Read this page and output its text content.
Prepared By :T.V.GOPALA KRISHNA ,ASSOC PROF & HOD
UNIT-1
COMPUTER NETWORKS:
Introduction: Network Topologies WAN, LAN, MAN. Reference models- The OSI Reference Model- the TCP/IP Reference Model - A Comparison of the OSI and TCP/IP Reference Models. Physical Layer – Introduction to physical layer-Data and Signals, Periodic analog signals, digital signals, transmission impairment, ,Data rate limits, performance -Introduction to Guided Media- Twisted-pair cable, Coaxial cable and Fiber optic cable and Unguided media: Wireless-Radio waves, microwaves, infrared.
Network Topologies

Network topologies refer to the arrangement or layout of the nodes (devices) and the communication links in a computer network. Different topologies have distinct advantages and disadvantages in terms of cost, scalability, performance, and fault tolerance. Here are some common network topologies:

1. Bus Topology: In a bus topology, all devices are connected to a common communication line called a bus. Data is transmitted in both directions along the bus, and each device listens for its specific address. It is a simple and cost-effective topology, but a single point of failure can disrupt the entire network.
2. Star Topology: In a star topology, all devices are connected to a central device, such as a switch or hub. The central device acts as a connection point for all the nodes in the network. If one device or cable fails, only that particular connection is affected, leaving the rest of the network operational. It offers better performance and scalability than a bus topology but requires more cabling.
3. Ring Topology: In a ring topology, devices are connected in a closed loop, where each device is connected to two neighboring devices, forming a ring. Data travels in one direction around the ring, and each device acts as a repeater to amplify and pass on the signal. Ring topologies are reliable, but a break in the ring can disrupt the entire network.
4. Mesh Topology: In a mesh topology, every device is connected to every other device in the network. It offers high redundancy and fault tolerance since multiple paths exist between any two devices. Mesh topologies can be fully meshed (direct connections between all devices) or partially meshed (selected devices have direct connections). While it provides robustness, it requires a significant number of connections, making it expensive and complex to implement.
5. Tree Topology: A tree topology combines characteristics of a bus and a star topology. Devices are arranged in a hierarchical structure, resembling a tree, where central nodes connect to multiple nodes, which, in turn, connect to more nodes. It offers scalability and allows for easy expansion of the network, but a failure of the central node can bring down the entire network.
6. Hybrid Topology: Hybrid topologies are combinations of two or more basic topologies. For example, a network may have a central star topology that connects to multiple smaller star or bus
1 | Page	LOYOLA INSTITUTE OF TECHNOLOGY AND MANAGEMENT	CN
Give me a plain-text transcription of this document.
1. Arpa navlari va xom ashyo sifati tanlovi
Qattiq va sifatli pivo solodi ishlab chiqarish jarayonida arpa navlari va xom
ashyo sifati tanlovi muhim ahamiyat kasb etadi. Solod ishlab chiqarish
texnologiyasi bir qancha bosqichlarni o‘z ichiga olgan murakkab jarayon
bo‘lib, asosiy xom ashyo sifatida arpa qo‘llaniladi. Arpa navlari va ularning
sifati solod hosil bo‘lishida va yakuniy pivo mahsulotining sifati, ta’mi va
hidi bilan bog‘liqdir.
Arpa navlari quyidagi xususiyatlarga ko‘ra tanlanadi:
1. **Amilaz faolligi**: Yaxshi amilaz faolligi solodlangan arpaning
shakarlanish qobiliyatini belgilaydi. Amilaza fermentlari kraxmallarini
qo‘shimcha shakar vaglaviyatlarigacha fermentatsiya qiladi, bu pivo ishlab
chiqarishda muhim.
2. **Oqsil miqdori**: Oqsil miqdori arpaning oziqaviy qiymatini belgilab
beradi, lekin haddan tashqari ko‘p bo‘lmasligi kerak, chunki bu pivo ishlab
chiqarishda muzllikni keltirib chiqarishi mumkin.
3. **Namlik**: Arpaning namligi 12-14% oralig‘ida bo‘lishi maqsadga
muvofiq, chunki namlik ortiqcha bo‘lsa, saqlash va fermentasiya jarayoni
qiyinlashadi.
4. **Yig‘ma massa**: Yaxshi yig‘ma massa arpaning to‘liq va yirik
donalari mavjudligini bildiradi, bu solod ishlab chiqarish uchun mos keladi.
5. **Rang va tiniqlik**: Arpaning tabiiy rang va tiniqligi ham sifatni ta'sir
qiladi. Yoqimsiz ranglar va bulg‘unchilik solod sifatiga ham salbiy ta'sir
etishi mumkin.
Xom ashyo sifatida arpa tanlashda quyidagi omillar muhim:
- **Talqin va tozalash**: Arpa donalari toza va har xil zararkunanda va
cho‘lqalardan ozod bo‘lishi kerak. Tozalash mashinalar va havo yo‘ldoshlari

········

(TASK):
Return the entries above exactly as they appear.

(RESPONSE BELOW):
Read this page and output its text content.
Prepared By :T.V.GOPALA KRISHNA ,ASSOC PROF & HOD
UNIT-1
COMPUTER NETWORKS:
Introduction: Network Topologies WAN, LAN, MAN. Reference models- The OSI Reference Model- the TCP/IP Reference Model - A Comparison of the OSI and TCP/IP Reference Models. Physical Layer – Introduction to physical layer-Data and Signals, Periodic analog signals, digital signals, transmission impairment, ,Data rate limits, performance -Introduction to Guided Media- Twisted-pair cable, Coaxial cable and Fiber optic cable and Unguided media: Wireless-Radio waves, microwaves, infrared.
Network Topologies

Network topologies refer to the arrangement or layout of the nodes (devices) and the communication links in a computer network. Different topologies have distinct advantages and disadvantages in terms of cost, scalability, performance, and fault tolerance. Here are some common network topologies:

1. Bus Topology: In a bus topology, all devices are connected to a common communication line called a bus. Data is transmitted in both directions along the bus, and each device listens for its specific address. It is a simple and cost-effective topology, but a single point of failure can disrupt the entire network.
2. Star Topology: In a star topology, all devices are connected to a central device, such as a switch or hub. The central device acts as a connection point for all the nodes in the network. If one device or cable fails, only that particular connection is affected, leaving the rest of the network operational. It offers better performance and scalability than a bus topology but requires more cabling.
3. Ring Topology: In a ring topology, devices are connected in a closed loop, where each device is connected to two neighboring devices, forming a ring. Data travels in one direction around the ring, and each device acts as a repeater to amplify and pass on the signal. Ring topologies are reliable, but a break in the ring can disrupt the entire network.
4. Mesh Topology: In a mesh topology, every device is connected to every other device in the network. It offers high redundancy and fault tolerance since multiple paths exist between any two devices. Mesh topologies can be fully meshed (direct connections between all devices) or partially meshed (selected devices have direct connections). While it provides robustness, it requires a significant number of connections, making it expensive and complex to implement.
5. Tree Topology: A tree topology combines characteristics of a bus and a star topology. Devices are arranged in a hierarchical structure, resembling a tree, where central nodes connect to multiple nodes, which, in turn, connect to more nodes. It offers scalability and allows for easy expansion of the network, but a failure of the central node can bring down the entire network.
6. Hybrid Topology: Hybrid topologies are combinations of two or more basic topologies. For example, a network may have a central star topology that connects to multiple smaller star or bus
1 | Page	LOYOLA INSTITUTE OF TECHNOLOGY AND MANAGEMENT	CN
Give me a plain-text transcription of this document.
1. Arpa navlari va xom ashyo sifati tanlovi
Qattiq va sifatli pivo solodi ishlab chiqarish jarayonida arpa navlari va xom
ashyo sifati tanlovi muhim ahamiyat kasb etadi. Solod ishlab chiqarish
texnologiyasi bir qancha bosqichlarni o‘z ichiga olgan murakkab jarayon
bo‘lib, asosiy xom ashyo sifatida arpa qo‘llaniladi. Arpa navlari va ularning
sifati solod hosil bo‘lishida va yakuniy pivo mahsulotining sifati, ta’mi va
hidi bilan bog‘liqdir.
Arpa navlari quyidagi xususiyatlarga ko‘ra tanlanadi:
1. **Amilaz faolligi**: Yaxshi amilaz faolligi solodlangan arpaning
shakarlanish qobiliyatini belgilaydi. Amilaza fermentlari kraxmallarini
qo‘shimcha shakar vaglaviyatlarigacha fermentatsiya qiladi, bu pivo ishlab
chiqarishda muhim.
2. **Oqsil miqdori**: Oqsil miqdori arpaning oziqaviy qiymatini belgilab
beradi, lekin haddan tashqari ko‘p bo‘lmasligi kerak, chunki bu pivo ishlab
chiqarishda muzllikni keltirib chiqarishi mumkin.
3. **Namlik**: Arpaning namligi 12-14% oralig‘ida bo‘lishi maqsadga
muvofiq, chunki namlik ortiqcha bo‘lsa, saqlash va fermentasiya jarayoni
qiyinlashadi.
4. **Yig‘ma massa**: Yaxshi yig‘ma massa arpaning to‘liq va yirik
donalari mavjudligini bildiradi, bu solod ishlab chiqarish uchun mos keladi.
5. **Rang va tiniqlik**: Arpaning tabiiy rang va tiniqligi ham sifatni ta'sir
qiladi. Yoqimsiz ranglar va bulg‘unchilik solod sifatiga ham salbiy ta'sir
etishi mumkin.
Xom ashyo sifatida arpa tanlashda quyidagi omillar muhim:
- **Talqin va tozalash**: Arpa donalari toza va har xil zararkunanda va
cho‘lqalardan ozod bo‘lishi kerak. Tozalash mashinalar va havo yo‘ldoshlari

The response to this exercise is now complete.